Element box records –
########################################
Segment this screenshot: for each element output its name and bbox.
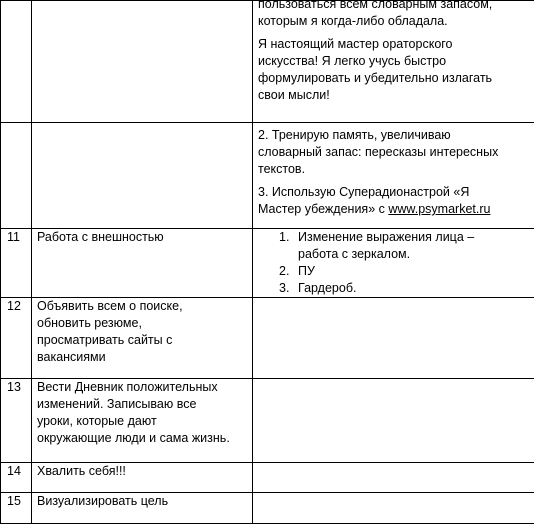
list-text: ПУ [298,263,315,280]
row-number: 15 [1,493,32,524]
list-number: 1. [279,229,298,263]
list-text-line: работа с зеркалом. [298,246,474,263]
table-row [1,229,534,298]
text-line: которым я когда-либо обладала. [258,13,529,30]
task-line: обновить резюме, [37,315,247,332]
list-item [279,263,529,280]
method-cell [253,229,534,298]
num-cell [1,1,32,123]
task-line: Объявить всем о поиске, [37,298,247,315]
method-cell [253,379,534,463]
task-line: Хвалить себя!!! [37,463,247,480]
text-line [258,201,529,218]
text-line: искусства! Я легко учусь быстро [258,53,529,70]
list-item [279,229,529,263]
table-row-continuation-2 [1,123,534,229]
task-cell [32,123,253,229]
task-line: Работа с внешностью [37,229,247,246]
list-number: 3. [279,280,298,297]
text-line: текстов. [258,161,529,178]
task-line: уроки, которые дают [37,413,247,430]
task-cell [32,229,253,298]
method-cell [253,493,534,524]
text-line: словарный запас: пересказы интересных [258,144,529,161]
row-number: 12 [1,298,32,379]
table-row-continuation [1,1,534,123]
num-cell [1,123,32,229]
numbered-list [258,229,529,297]
task-line: Вести Дневник положительных [37,379,247,396]
text-fragment: Мастер убеждения» с [258,202,388,216]
text-line: пользоваться всем словарным запасом, [258,0,529,13]
task-cell [32,298,253,379]
task-line: просматривать сайты с [37,332,247,349]
table-row [1,463,534,493]
method-cell [253,123,534,229]
table-row [1,379,534,463]
row-number: 14 [1,463,32,493]
method-cell [253,298,534,379]
task-cell [32,463,253,493]
list-number: 2. [279,263,298,280]
list-text: Гардероб. [298,280,356,297]
task-cell [32,493,253,524]
task-line: окружающие люди и сама жизнь. [37,430,247,447]
row-number: 11 [1,229,32,298]
row-number: 13 [1,379,32,463]
task-cell [32,379,253,463]
task-line: изменений. Записываю все [37,396,247,413]
method-cell [253,1,534,123]
task-line: вакансиями [37,349,247,366]
list-item [279,280,529,297]
method-cell [253,463,534,493]
table-row [1,298,534,379]
text-line: 3. Использую Суперадионастрой «Я [258,184,529,201]
psymarket-link[interactable]: www.psymarket.ru [388,202,490,216]
task-cell [32,1,253,123]
list-text [298,229,474,263]
text-line: формулировать и убедительно излагать [258,70,529,87]
text-line: Я настоящий мастер ораторского [258,36,529,53]
table-row [1,493,534,524]
text-line: 2. Тренирую память, увеличиваю [258,127,529,144]
list-text-line: Изменение выражения лица – [298,229,474,246]
task-line: Визуализировать цель [37,493,247,510]
text-line: свои мысли! [258,87,529,104]
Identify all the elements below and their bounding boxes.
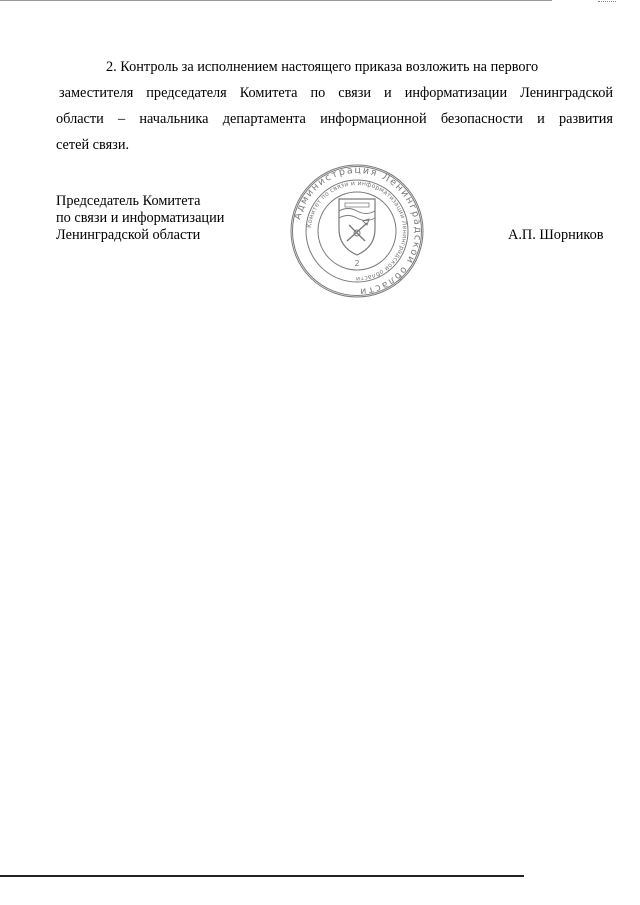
signer-title-line: Ленинградской области bbox=[56, 227, 201, 243]
seal-number: 2 bbox=[354, 259, 360, 268]
coat-of-arms-icon bbox=[339, 199, 375, 255]
signer-title bbox=[56, 193, 286, 244]
bottom-border-line bbox=[0, 875, 524, 877]
paragraph-line: заместителя председателя Комитета по связи и информатизации Ленинградской bbox=[59, 85, 613, 101]
top-corner-mark bbox=[598, 0, 616, 2]
top-border-line bbox=[0, 0, 552, 1]
control-paragraph bbox=[56, 54, 613, 158]
seal-inner-text: Комитет по связи и информатизации Ленинградской области bbox=[306, 179, 409, 283]
official-seal bbox=[289, 163, 425, 299]
paragraph-line: 2. Контроль за исполнением настоящего приказа возложить на первого bbox=[106, 59, 539, 75]
paragraph-line: сетей связи. bbox=[56, 137, 130, 153]
paragraph-line: области – начальника департамента информационной безопасности и развития bbox=[56, 111, 613, 127]
signer-title-line: по связи и информатизации bbox=[56, 210, 225, 226]
seal-outer-text: Администрация Ленинградской области bbox=[292, 164, 424, 298]
signer-name: А.П. Шорников bbox=[508, 227, 604, 243]
signer-title-line: Председатель Комитета bbox=[56, 193, 201, 209]
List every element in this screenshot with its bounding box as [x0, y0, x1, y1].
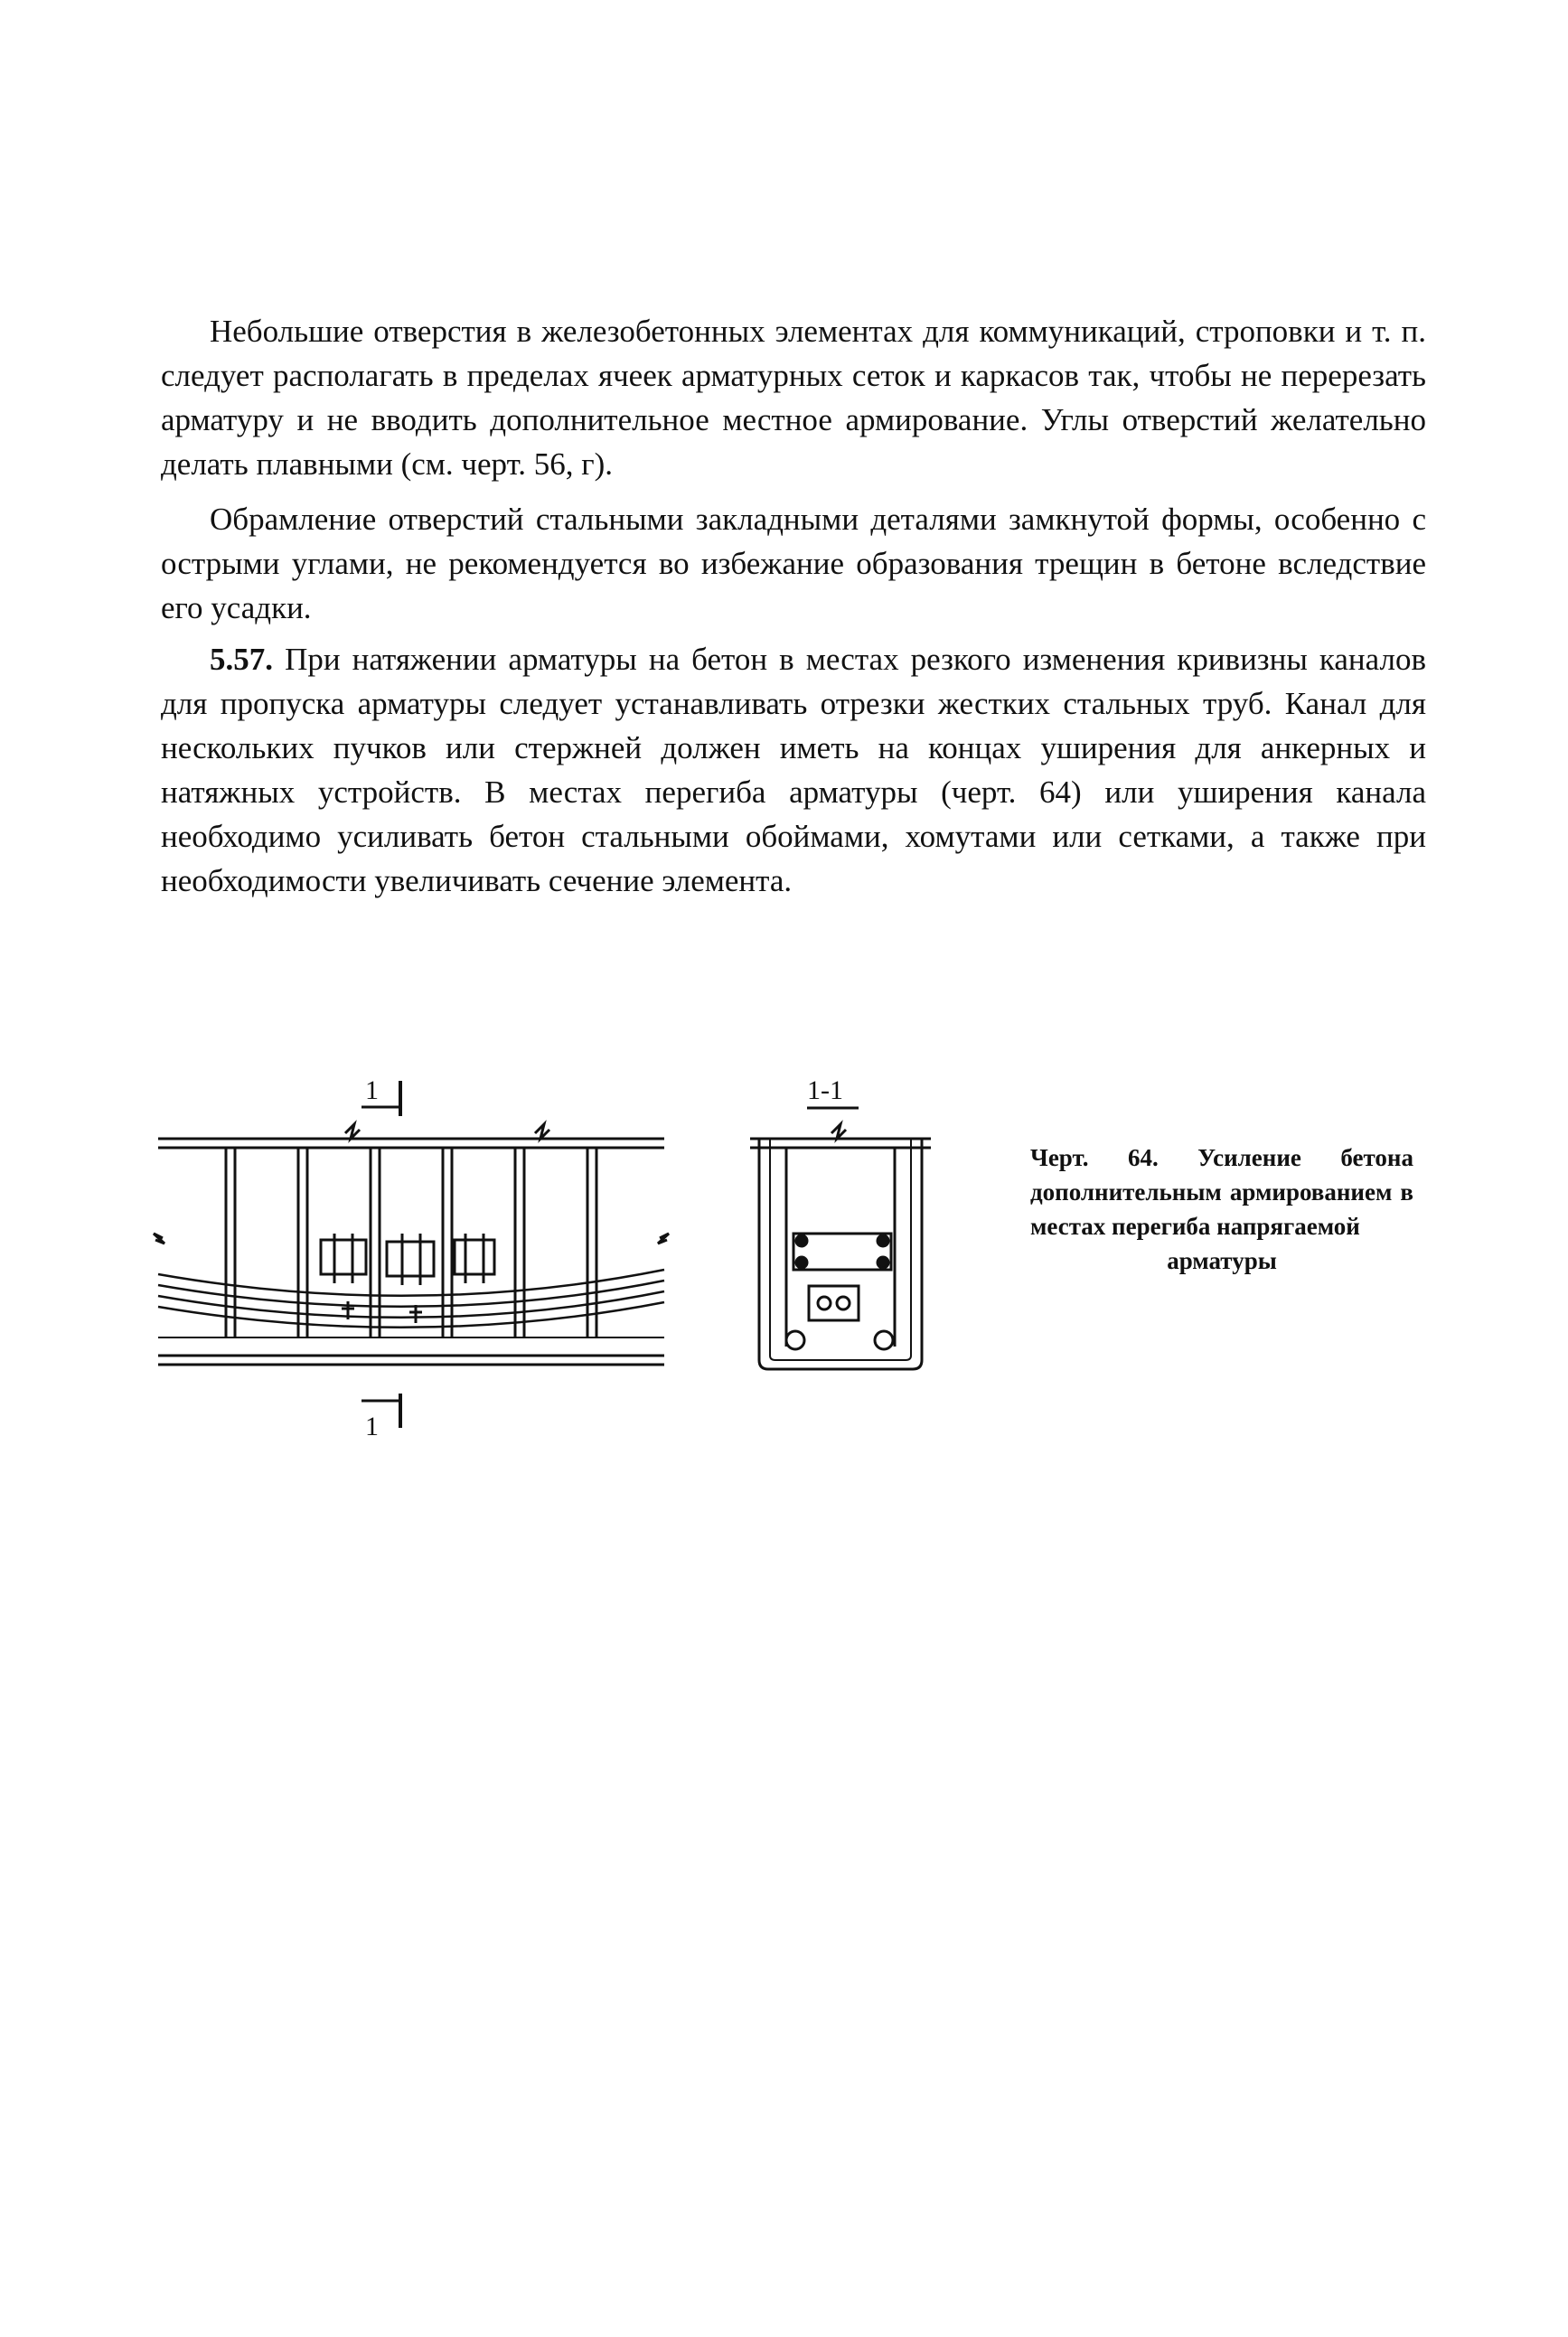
section-outline: [759, 1139, 922, 1369]
section-number: 5.57.: [210, 642, 273, 677]
break-top-2: [535, 1124, 549, 1139]
figure-64: [145, 1048, 958, 1464]
section-marker-bottom: [361, 1394, 400, 1441]
svg-text:1: 1: [365, 1075, 379, 1105]
svg-text:1: 1: [365, 1412, 379, 1441]
break-top-1: [345, 1124, 360, 1139]
local-cages: [321, 1234, 494, 1323]
elevation-view: [154, 1075, 669, 1441]
break-left: [154, 1234, 164, 1244]
paragraph-5-57: [161, 637, 1426, 903]
cross-section-view: [750, 1075, 931, 1369]
section-marker-top: [361, 1075, 400, 1116]
paragraph-openings: Небольшие отверстия в железобетонных элементах для коммуникаций, строповки и т. п. следует располагать в пределах ячеек арматурных сеток и каркасов так, чтобы не перерезать арматуру и не вводить дополнительное местное армирование. Углы отверстий желательно делать плавными (см. черт. 56, г).: [161, 314, 1426, 482]
caption-main: Черт. 64. Усиление бетона дополнительным армированием в местах перегиба напрягаемой: [1030, 1144, 1413, 1240]
caption-last-line: арматуры: [1167, 1247, 1277, 1274]
figure-caption: [1030, 1140, 1413, 1278]
paragraph-framing: Обрамление отверстий стальными закладными деталями замкнутой формы, особенно с острыми углами, не рекомендуется во избежание образования трещин в бетоне вследствие его усадки.: [161, 502, 1426, 625]
break-right: [658, 1234, 669, 1244]
section-title: 1-1: [807, 1075, 843, 1105]
body-text: [161, 309, 1426, 903]
paragraph-5-57-text: При натяжении арматуры на бетон в местах резкого изменения кривизны каналов для пропуска арматуры следует устанавливать отрезки жестких стальных труб. Канал для нескольких пучков или стержней должен иметь на концах уширения для анкерных и натяжных устройств. В местах перегиба арматуры (черт. 64) или уширения канала необходимо усиливать бетон стальными обоймами, хомутами или сетками, а также при необходимости увеличивать сечение элемента.: [161, 642, 1426, 898]
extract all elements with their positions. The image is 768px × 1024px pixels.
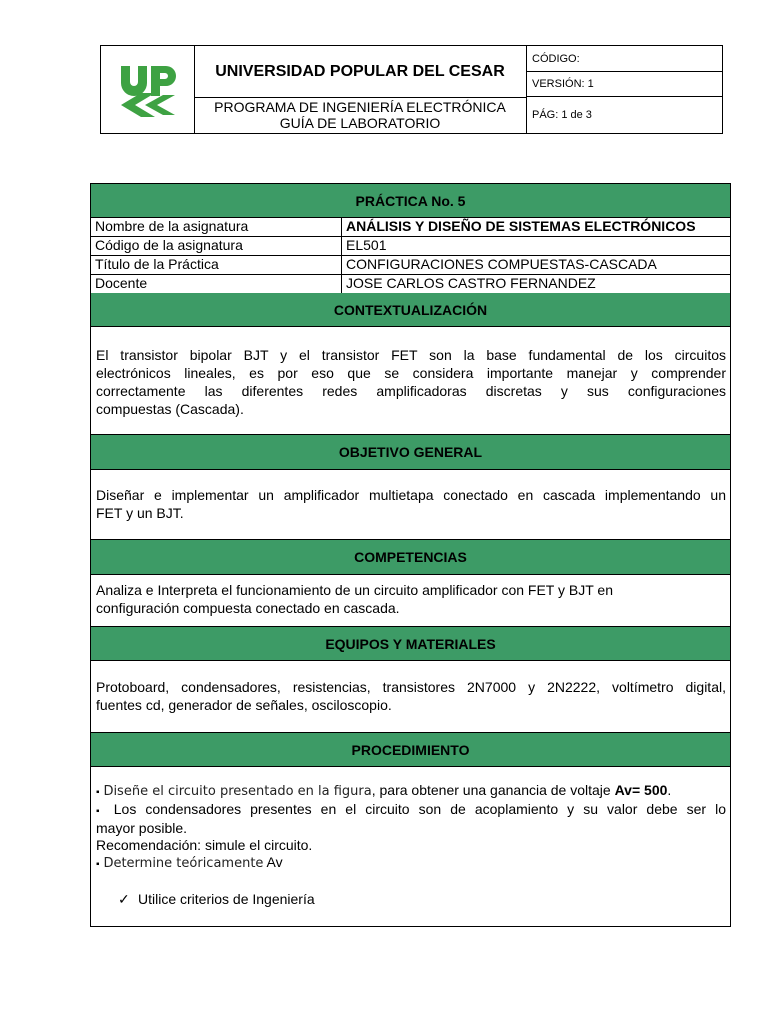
text-run: Av xyxy=(263,854,283,870)
text-line: Protoboard, condensadores, resistencias, transistores 2N7000 y 2N2222, voltímetro digital, xyxy=(96,679,726,695)
info-row-subject xyxy=(91,217,730,237)
text-line: Analiza e Interpreta el funcionamiento de un circuito amplificador con FET y BJT en xyxy=(96,582,613,598)
guide-type: GUÍA DE LABORATORIO xyxy=(279,115,441,131)
info-label: Nombre de la asignatura xyxy=(95,218,249,234)
contextualizacion-band: CONTEXTUALIZACIÓN xyxy=(91,293,730,327)
text-line: FET y un BJT. xyxy=(96,505,184,521)
checklist-item xyxy=(96,891,726,908)
info-label: Título de la Práctica xyxy=(95,256,219,272)
info-label: Código de la asignatura xyxy=(95,237,243,253)
university-name: UNIVERSIDAD POPULAR DEL CESAR xyxy=(194,46,527,98)
info-value: CONFIGURACIONES COMPUESTAS-CASCADA xyxy=(346,256,657,272)
equipos-band: EQUIPOS Y MATERIALES xyxy=(91,627,730,661)
text-run: . xyxy=(667,782,672,798)
procedure-item-3 xyxy=(96,854,726,873)
program-cell xyxy=(194,97,527,133)
logo-cell xyxy=(101,46,195,133)
gain-value: Av= 500 xyxy=(614,782,668,798)
code-field: CÓDIGO: xyxy=(526,46,722,72)
info-value: ANÁLISIS Y DISEÑO DE SISTEMAS ELECTRÓNICOS xyxy=(346,218,696,234)
info-value: JOSE CARLOS CASTRO FERNANDEZ xyxy=(346,275,596,291)
competencias-text xyxy=(96,581,726,617)
contextualizacion-text xyxy=(96,346,726,418)
text-run: Determine teóricamente xyxy=(103,856,264,871)
program-name: PROGRAMA DE INGENIERÍA ELECTRÓNICA xyxy=(214,99,506,115)
info-row-code xyxy=(91,236,730,256)
info-row-teacher xyxy=(91,274,730,294)
competencias-band: COMPETENCIAS xyxy=(91,540,730,575)
check-icon: ✓ xyxy=(118,891,130,907)
text-run: , para obtener una ganancia de voltaje xyxy=(371,782,615,798)
text-run: Diseñe el circuito presentado en la figura xyxy=(103,784,372,799)
text-line: configuración compuesta conectado en cascada. xyxy=(96,600,400,616)
text-line: electrónicos lineales, es por eso que se considera importante manejar y comprender xyxy=(96,365,726,381)
procedure-item-2 xyxy=(96,801,726,820)
equipos-text xyxy=(96,678,726,714)
version-field: VERSIÓN: 1 xyxy=(526,72,722,97)
text-line: mayor posible. xyxy=(96,820,188,836)
text-run: Los condensadores presentes en el circuito son de acoplamiento y su valor debe ser lo xyxy=(113,801,726,817)
practice-table xyxy=(90,183,731,927)
bullet-icon: ▪ xyxy=(96,787,100,798)
page-field: PÁG: 1 de 3 xyxy=(532,109,592,121)
university-logo xyxy=(119,61,179,121)
text-line: fuentes cd, generador de señales, osciloscopio. xyxy=(96,697,392,713)
recommendation-line: Recomendación: simule el circuito. xyxy=(96,837,313,853)
procedimiento-text xyxy=(96,782,726,908)
info-value: EL501 xyxy=(346,237,387,253)
document-header xyxy=(100,45,723,134)
procedure-item-1 xyxy=(96,782,726,801)
info-row-title xyxy=(91,255,730,275)
procedimiento-band: PROCEDIMIENTO xyxy=(91,733,730,767)
text-line: El transistor bipolar BJT y el transistor FET son la base fundamental de los circuitos xyxy=(96,347,726,363)
bullet-icon: ▪ xyxy=(96,859,100,870)
text-line: Diseñar e implementar un amplificador multietapa conectado en cascada implementando un xyxy=(96,487,726,503)
text-line: correctamente las diferentes redes amplificadoras discretas y sus configuraciones xyxy=(96,383,726,399)
objetivo-band: OBJETIVO GENERAL xyxy=(91,435,730,470)
bullet-icon: ▪ xyxy=(96,806,105,817)
info-label: Docente xyxy=(95,275,148,291)
practice-title-band: PRÁCTICA No. 5 xyxy=(91,184,730,218)
text-line: compuestas (Cascada). xyxy=(96,401,244,417)
objetivo-text xyxy=(96,486,726,522)
text-run: Utilice criterios de Ingeniería xyxy=(138,891,315,907)
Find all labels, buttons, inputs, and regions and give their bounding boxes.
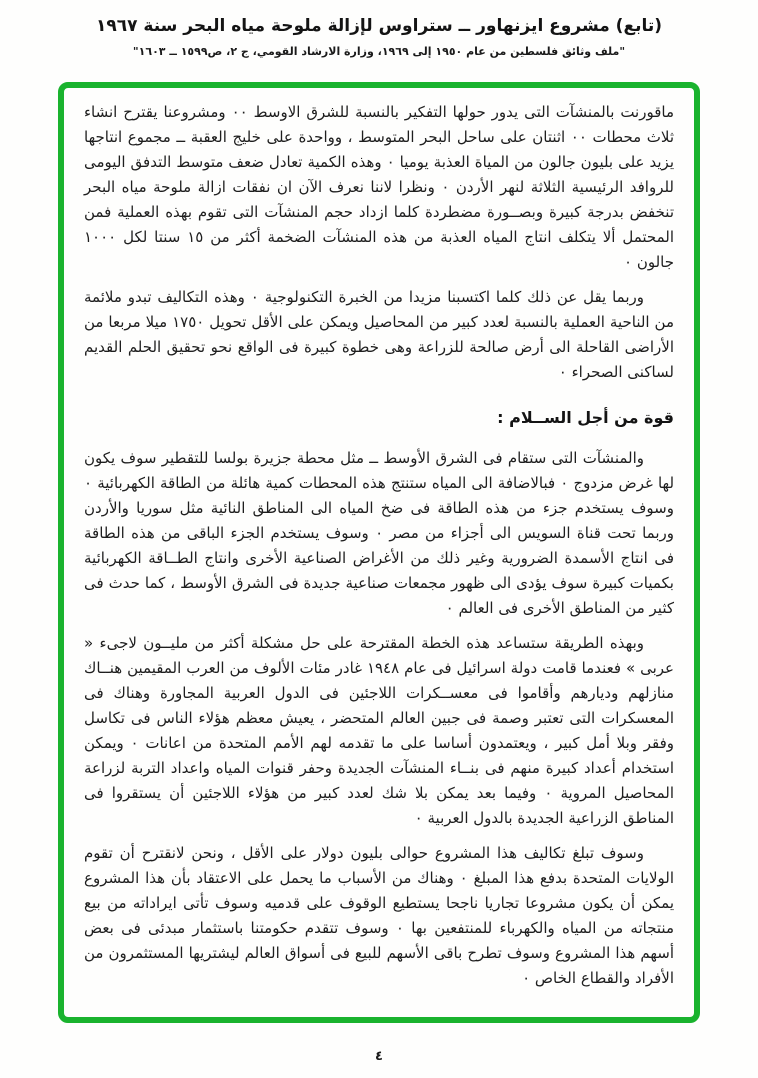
########################################
EXERCISE –
Present the lines of the material as a numbered list, beginning with the line containing "section-outline: [759, 1139, 922, 1369]" and ending with the line containing "paragraph-openings: Небольшие отверстия", both included, and omit any blank lines.

WRITTEN ANSWER –
1. section-outline: [759, 1139, 922, 1369]
2. section-number: 5.57.: [210, 642, 273, 677]
3. break-top-2: [535, 1124, 549, 1139]
4. figure-64: [145, 1048, 958, 1464]
5. section-marker-bottom: [361, 1394, 400, 1441]
6. svg-text:1: 1: [365, 1075, 379, 1105]
7. svg-text:1: 1: [365, 1412, 379, 1441]
8. break-top-1: [345, 1124, 360, 1139]
9. local-cages: [321, 1234, 494, 1323]
10. elevation-view: [154, 1075, 669, 1441]
11. break-left: [154, 1234, 164, 1244]
12. paragraph-5-57: [161, 637, 1426, 903]
13. cross-section-view: [750, 1075, 931, 1369]
14. section-marker-top: [361, 1075, 400, 1116]
15. paragraph-openings: Небольшие отверстия в железобетонных элементах для коммуникаций, строповки и т. п. следует располагать в пределах ячеек арматурных сеток и каркасов так, чтобы не перерезать арматуру и не вводить дополнительное местное армирование. Углы отверстий желательно делать плавными (см. черт. 56, г).: [161, 314, 1426, 482]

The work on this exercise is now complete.